**Brief:**
Copy the listing from its first line through the line containing "package-value xyxy=(36,353,481,369)", swapping "bounding boxes" for "box coordinates" and leaving everything else unchanged.

**Records for the task:**
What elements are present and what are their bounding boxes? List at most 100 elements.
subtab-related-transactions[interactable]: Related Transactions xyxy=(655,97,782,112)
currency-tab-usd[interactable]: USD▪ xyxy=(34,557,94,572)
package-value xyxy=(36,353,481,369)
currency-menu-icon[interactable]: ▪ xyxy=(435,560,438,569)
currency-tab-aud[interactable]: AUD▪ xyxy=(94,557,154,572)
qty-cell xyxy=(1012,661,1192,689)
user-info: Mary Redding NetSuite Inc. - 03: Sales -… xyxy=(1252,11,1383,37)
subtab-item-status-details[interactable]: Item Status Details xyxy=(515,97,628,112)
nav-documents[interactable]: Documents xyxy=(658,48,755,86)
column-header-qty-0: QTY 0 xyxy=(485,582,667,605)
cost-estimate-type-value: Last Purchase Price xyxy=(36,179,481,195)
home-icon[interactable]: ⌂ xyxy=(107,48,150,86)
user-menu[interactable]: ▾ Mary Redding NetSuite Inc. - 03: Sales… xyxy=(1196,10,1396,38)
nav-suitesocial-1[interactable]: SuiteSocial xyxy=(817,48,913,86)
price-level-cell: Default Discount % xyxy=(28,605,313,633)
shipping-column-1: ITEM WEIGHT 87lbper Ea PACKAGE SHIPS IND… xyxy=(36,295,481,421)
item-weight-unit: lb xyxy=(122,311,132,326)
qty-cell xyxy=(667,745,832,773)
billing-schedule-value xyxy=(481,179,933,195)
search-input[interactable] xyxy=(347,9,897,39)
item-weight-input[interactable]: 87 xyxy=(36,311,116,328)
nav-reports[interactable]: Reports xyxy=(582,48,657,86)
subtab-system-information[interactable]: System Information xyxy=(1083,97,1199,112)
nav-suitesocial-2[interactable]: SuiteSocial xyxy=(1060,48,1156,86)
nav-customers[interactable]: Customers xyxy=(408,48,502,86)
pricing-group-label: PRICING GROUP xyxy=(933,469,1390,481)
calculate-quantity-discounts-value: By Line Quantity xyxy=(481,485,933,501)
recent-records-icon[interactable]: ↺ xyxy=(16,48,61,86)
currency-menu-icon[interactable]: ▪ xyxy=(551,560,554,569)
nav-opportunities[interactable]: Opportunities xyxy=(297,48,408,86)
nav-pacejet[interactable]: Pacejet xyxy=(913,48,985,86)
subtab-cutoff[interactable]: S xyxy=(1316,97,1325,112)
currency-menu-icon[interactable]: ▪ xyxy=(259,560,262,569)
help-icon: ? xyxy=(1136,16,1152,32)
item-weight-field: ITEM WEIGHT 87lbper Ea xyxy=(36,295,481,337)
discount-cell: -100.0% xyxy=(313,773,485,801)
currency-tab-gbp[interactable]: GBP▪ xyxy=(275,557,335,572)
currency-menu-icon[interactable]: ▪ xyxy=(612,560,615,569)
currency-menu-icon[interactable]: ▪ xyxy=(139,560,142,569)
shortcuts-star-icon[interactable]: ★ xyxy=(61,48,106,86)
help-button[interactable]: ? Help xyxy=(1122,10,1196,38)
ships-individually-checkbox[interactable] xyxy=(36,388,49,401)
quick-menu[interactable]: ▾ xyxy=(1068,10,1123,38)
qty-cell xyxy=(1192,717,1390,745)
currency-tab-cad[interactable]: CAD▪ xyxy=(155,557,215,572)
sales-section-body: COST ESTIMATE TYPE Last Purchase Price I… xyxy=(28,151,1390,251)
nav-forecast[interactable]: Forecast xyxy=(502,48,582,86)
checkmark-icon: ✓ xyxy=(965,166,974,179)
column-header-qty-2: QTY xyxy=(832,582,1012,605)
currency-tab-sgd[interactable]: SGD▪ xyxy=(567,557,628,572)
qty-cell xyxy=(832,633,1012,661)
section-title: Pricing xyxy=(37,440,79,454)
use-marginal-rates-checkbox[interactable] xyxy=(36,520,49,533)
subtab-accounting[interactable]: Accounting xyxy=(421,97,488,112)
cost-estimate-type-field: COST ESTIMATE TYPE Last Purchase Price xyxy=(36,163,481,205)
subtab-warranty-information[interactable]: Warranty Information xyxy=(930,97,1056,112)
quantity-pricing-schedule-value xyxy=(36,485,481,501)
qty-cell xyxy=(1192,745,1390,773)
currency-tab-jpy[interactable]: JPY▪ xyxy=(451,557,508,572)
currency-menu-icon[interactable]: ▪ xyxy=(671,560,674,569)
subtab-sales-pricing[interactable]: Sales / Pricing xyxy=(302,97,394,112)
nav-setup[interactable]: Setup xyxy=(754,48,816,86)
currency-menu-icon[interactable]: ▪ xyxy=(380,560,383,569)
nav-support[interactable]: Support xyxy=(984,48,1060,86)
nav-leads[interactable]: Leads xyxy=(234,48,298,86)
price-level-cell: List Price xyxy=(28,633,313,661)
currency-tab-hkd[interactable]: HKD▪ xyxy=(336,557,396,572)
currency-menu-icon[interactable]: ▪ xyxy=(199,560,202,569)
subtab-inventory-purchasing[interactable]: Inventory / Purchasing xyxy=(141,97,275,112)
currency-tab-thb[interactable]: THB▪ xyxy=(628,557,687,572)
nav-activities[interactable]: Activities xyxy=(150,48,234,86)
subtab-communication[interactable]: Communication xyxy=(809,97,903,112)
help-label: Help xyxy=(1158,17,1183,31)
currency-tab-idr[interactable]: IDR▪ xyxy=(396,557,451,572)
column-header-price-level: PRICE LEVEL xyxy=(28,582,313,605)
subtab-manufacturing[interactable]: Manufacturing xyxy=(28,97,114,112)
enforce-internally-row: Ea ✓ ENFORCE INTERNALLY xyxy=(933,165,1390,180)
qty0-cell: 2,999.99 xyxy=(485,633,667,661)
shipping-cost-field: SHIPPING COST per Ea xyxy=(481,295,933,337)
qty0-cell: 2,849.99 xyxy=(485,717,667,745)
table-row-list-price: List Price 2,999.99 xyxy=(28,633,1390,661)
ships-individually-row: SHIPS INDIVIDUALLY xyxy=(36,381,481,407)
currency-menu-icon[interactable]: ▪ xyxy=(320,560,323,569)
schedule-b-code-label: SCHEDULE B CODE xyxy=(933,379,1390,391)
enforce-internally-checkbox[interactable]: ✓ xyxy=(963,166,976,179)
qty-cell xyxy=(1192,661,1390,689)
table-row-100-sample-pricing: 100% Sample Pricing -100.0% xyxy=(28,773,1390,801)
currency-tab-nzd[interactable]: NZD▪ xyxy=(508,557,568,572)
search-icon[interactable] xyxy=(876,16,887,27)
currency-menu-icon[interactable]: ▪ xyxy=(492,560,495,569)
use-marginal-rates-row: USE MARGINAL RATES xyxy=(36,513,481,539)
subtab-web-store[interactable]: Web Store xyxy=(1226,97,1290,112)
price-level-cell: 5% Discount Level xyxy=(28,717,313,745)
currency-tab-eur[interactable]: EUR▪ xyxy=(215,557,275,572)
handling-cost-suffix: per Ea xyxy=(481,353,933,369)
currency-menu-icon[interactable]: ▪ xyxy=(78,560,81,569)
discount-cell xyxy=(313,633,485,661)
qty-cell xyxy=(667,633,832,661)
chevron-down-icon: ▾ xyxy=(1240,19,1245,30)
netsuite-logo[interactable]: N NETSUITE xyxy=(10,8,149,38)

**Finished exercise:**
What elements are present and what are their box coordinates? List at most 100 elements.
subtab-related-transactions[interactable]: Related Transactions xyxy=(655,97,782,112)
currency-tab-usd[interactable]: USD▪ xyxy=(34,557,94,572)
package-value xyxy=(36,353,481,369)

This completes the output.